* [Problem description] Filter the entries that follow, copying every line in which the word "place" appears.

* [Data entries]
+++

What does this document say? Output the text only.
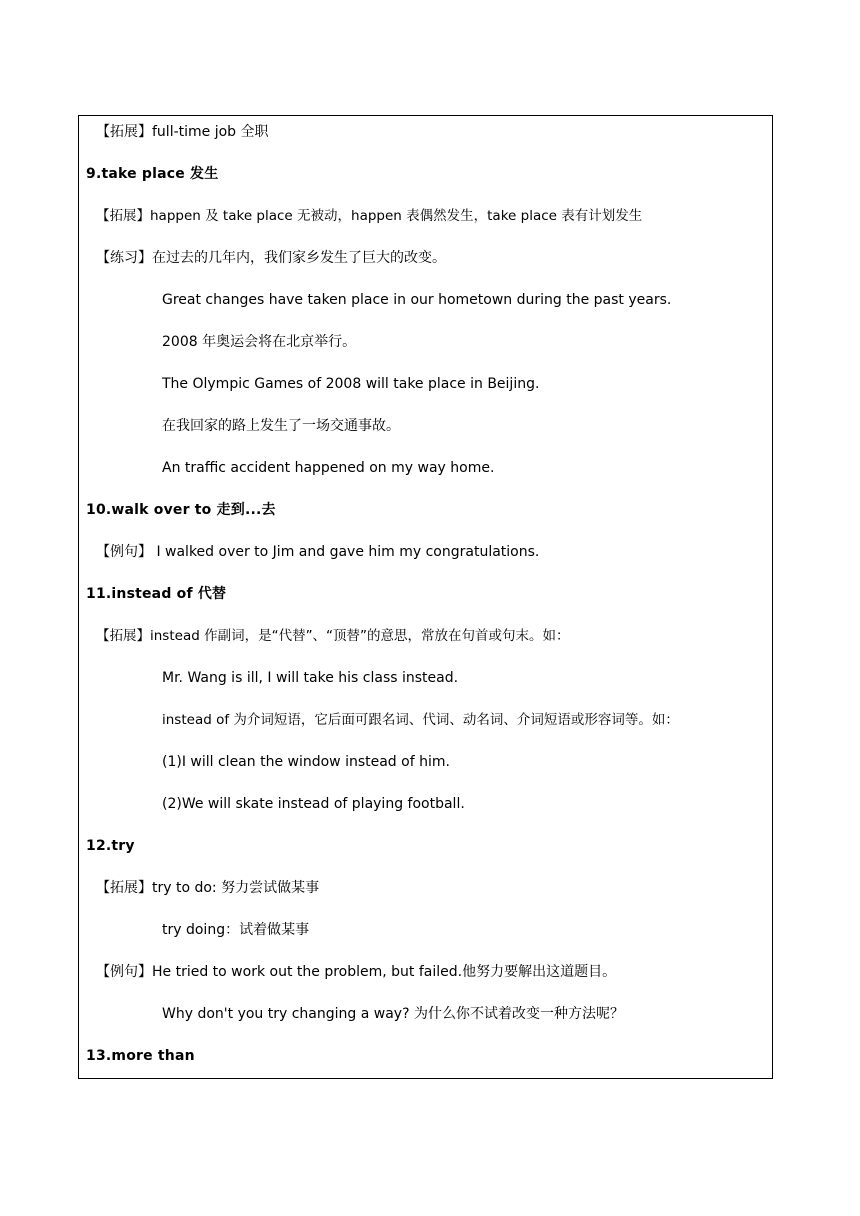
【拓展】full-time job 全职
9.take place 发生
【拓展】happen 及 take place 无被动，happen 表偶然发生，take place 表有计划发生
【练习】在过去的几年内，我们家乡发生了巨大的改变。
Great changes have taken place in our hometown during the past years.
2008 年奥运会将在北京举行。
The Olympic Games of 2008 will take place in Beijing.
在我回家的路上发生了一场交通事故。
An traffic accident happened on my way home.
10.walk over to 走到...去
【例句】 I walked over to Jim and gave him my congratulations.
11.instead of 代替
【拓展】instead 作副词，是“代替”、“顶替”的意思，常放在句首或句末。如：
Mr. Wang is ill, I will take his class instead.
instead of 为介词短语，它后面可跟名词、代词、动名词、介词短语或形容词等。如：
(1)I will clean the window instead of him.
(2)We will skate instead of playing football.
12.try
【拓展】try to do: 努力尝试做某事
try doing：试着做某事
【例句】He tried to work out the problem, but failed.他努力要解出这道题目。
Why don't you try changing a way? 为什么你不试着改变一种方法呢？
13.more than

+++

* [Written answer]
9.take place 发生
【拓展】happen 及 take place 无被动，happen 表偶然发生，take place 表有计划发生
Great changes have taken place in our hometown during the past years.
The Olympic Games of 2008 will take place in Beijing.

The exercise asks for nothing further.